_Extracted records_
========================

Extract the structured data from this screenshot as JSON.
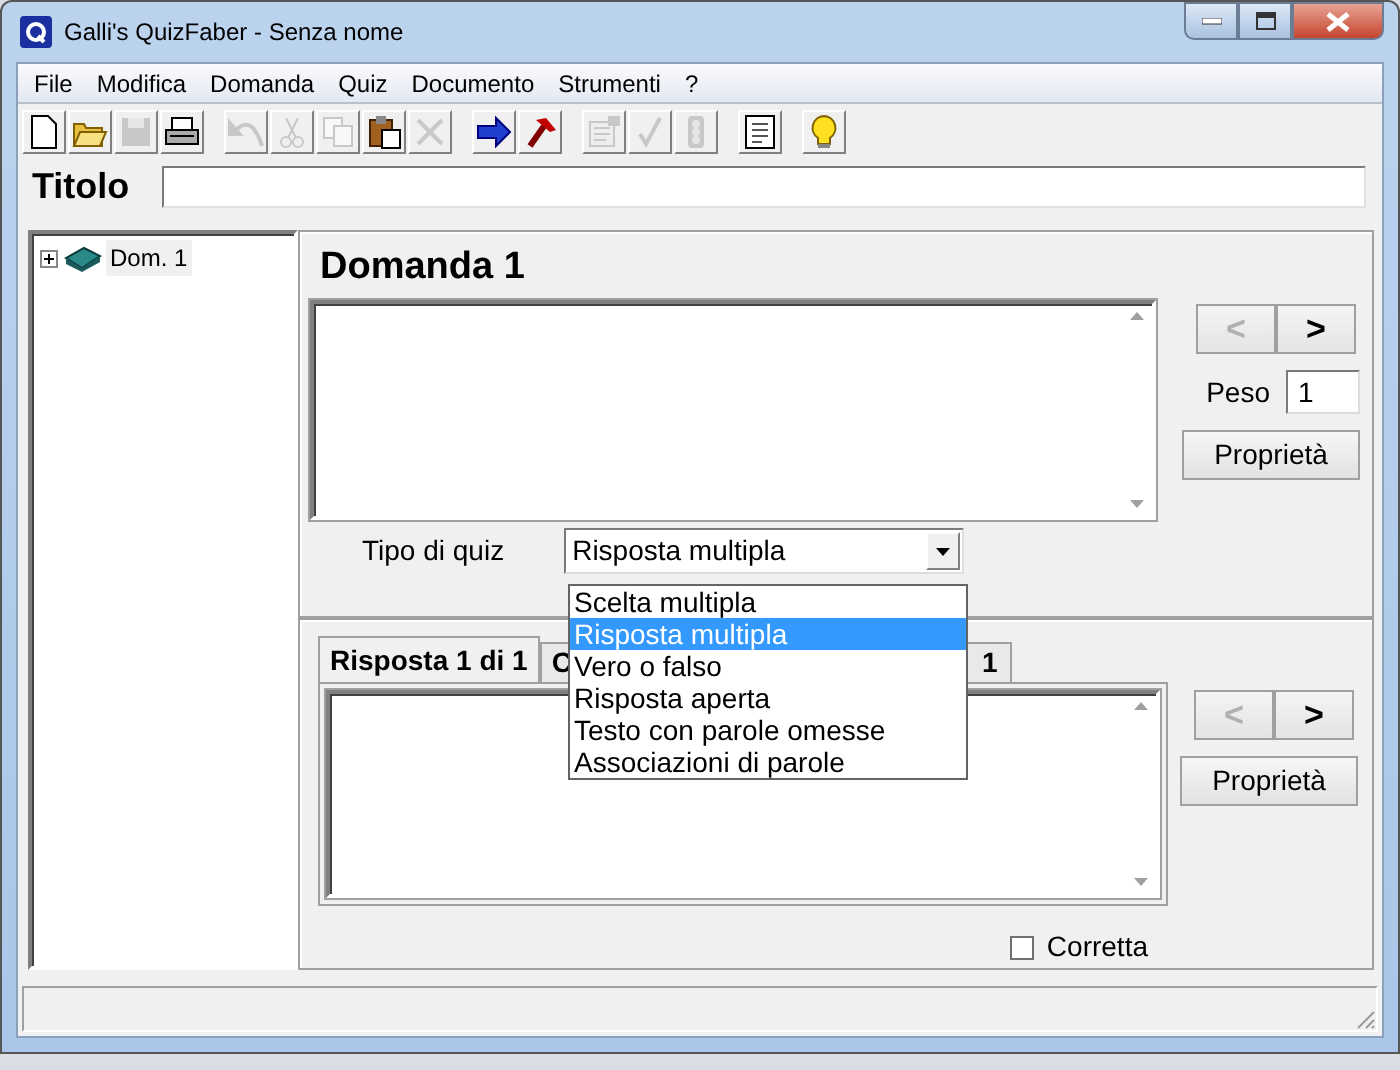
{
  "window": {
    "title": "Galli's QuizFaber - Senza nome"
  },
  "menu": [
    "File",
    "Modifica",
    "Domanda",
    "Quiz",
    "Documento",
    "Strumenti",
    "?"
  ],
  "toolbar": [
    [
      {
        "kind": "new",
        "disabled": false
      },
      {
        "kind": "open",
        "disabled": false
      },
      {
        "kind": "save",
        "disabled": true
      },
      {
        "kind": "print",
        "disabled": false
      }
    ],
    [
      {
        "kind": "undo",
        "disabled": true
      },
      {
        "kind": "cut",
        "disabled": true
      },
      {
        "kind": "copy",
        "disabled": true
      },
      {
        "kind": "paste",
        "disabled": false
      },
      {
        "kind": "delete",
        "disabled": true
      }
    ],
    [
      {
        "kind": "arrow",
        "disabled": false
      },
      {
        "kind": "hammer",
        "disabled": false
      }
    ],
    [
      {
        "kind": "properties",
        "disabled": true
      },
      {
        "kind": "check",
        "disabled": true
      },
      {
        "kind": "lights",
        "disabled": true
      }
    ],
    [
      {
        "kind": "form",
        "disabled": false
      }
    ],
    [
      {
        "kind": "help",
        "disabled": false
      }
    ]
  ],
  "title_field": {
    "label": "Titolo"
  },
  "tree": [
    {
      "label": "Dom. 1",
      "expanded": false
    }
  ],
  "question": {
    "heading": "Domanda 1",
    "nav": [
      {
        "label": "<",
        "disabled": true
      },
      {
        "label": ">",
        "disabled": false
      }
    ],
    "weight_label": "Peso",
    "weight_value": "1",
    "properties_button": "Proprietà",
    "quiz_type_label": "Tipo di quiz",
    "quiz_type_value": "Risposta multipla"
  },
  "dropdown": {
    "expanded": true,
    "options": [
      {
        "label": "Scelta multipla",
        "selected": false
      },
      {
        "label": "Risposta multipla",
        "selected": true
      },
      {
        "label": "Vero o falso",
        "selected": false
      },
      {
        "label": "Risposta aperta",
        "selected": false
      },
      {
        "label": "Testo con parole omesse",
        "selected": false
      },
      {
        "label": "Associazioni di parole",
        "selected": false
      }
    ]
  },
  "answer": {
    "tabs": [
      {
        "label": "Risposta 1 di 1",
        "selected": true
      },
      {
        "label_start": "C",
        "label_end": "1",
        "selected": false
      }
    ],
    "nav": [
      {
        "label": "<",
        "disabled": true
      },
      {
        "label": ">",
        "disabled": false
      }
    ],
    "properties_button": "Proprietà",
    "correct": {
      "label": "Corretta",
      "checked": false
    }
  }
}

========================

_REQUIREMENTS_
Quote every entry exactly, with the pictures omitted.

_REPLY TO THE TASK_
Extract the structured data from this screenshot as JSON.
{
  "window": {
    "title": "Galli's QuizFaber - Senza nome"
  },
  "menu": [
    "File",
    "Modifica",
    "Domanda",
    "Quiz",
    "Documento",
    "Strumenti",
    "?"
  ],
  "toolbar": [
    [
      {
        "kind": "new",
        "disabled": false
      },
      {
        "kind": "open",
        "disabled": false
      },
      {
        "kind": "save",
        "disabled": true
      },
      {
        "kind": "print",
        "disabled": false
      }
    ],
    [
      {
        "kind": "undo",
        "disabled": true
      },
      {
        "kind": "cut",
        "disabled": true
      },
      {
        "kind": "copy",
        "disabled": true
      },
      {
        "kind": "paste",
        "disabled": false
      },
      {
        "kind": "delete",
        "disabled": true
      }
    ],
    [
      {
        "kind": "arrow",
        "disabled": false
      },
      {
        "kind": "hammer",
        "disabled": false
      }
    ],
    [
      {
        "kind": "properties",
        "disabled": true
      },
      {
        "kind": "check",
        "disabled": true
      },
      {
        "kind": "lights",
        "disabled": true
      }
    ],
    [
      {
        "kind": "form",
        "disabled": false
      }
    ],
    [
      {
        "kind": "help",
        "disabled": false
      }
    ]
  ],
  "title_field": {
    "label": "Titolo"
  },
  "tree": [
    {
      "label": "Dom. 1",
      "expanded": false
    }
  ],
  "question": {
    "heading": "Domanda 1",
    "nav": [
      {
        "label": "<",
        "disabled": true
      },
      {
        "label": ">",
        "disabled": false
      }
    ],
    "weight_label": "Peso",
    "weight_value": "1",
    "properties_button": "Proprietà",
    "quiz_type_label": "Tipo di quiz",
    "quiz_type_value": "Risposta multipla"
  },
  "dropdown": {
    "expanded": true,
    "options": [
      {
        "label": "Scelta multipla",
        "selected": false
      },
      {
        "label": "Risposta multipla",
        "selected": true
      },
      {
        "label": "Vero o falso",
        "selected": false
      },
      {
        "label": "Risposta aperta",
        "selected": false
      },
      {
        "label": "Testo con parole omesse",
        "selected": false
      },
      {
        "label": "Associazioni di parole",
        "selected": false
      }
    ]
  },
  "answer": {
    "tabs": [
      {
        "label": "Risposta 1 di 1",
        "selected": true
      },
      {
        "label_start": "C",
        "label_end": "1",
        "selected": false
      }
    ],
    "nav": [
      {
        "label": "<",
        "disabled": true
      },
      {
        "label": ">",
        "disabled": false
      }
    ],
    "properties_button": "Proprietà",
    "correct": {
      "label": "Corretta",
      "checked": false
    }
  }
}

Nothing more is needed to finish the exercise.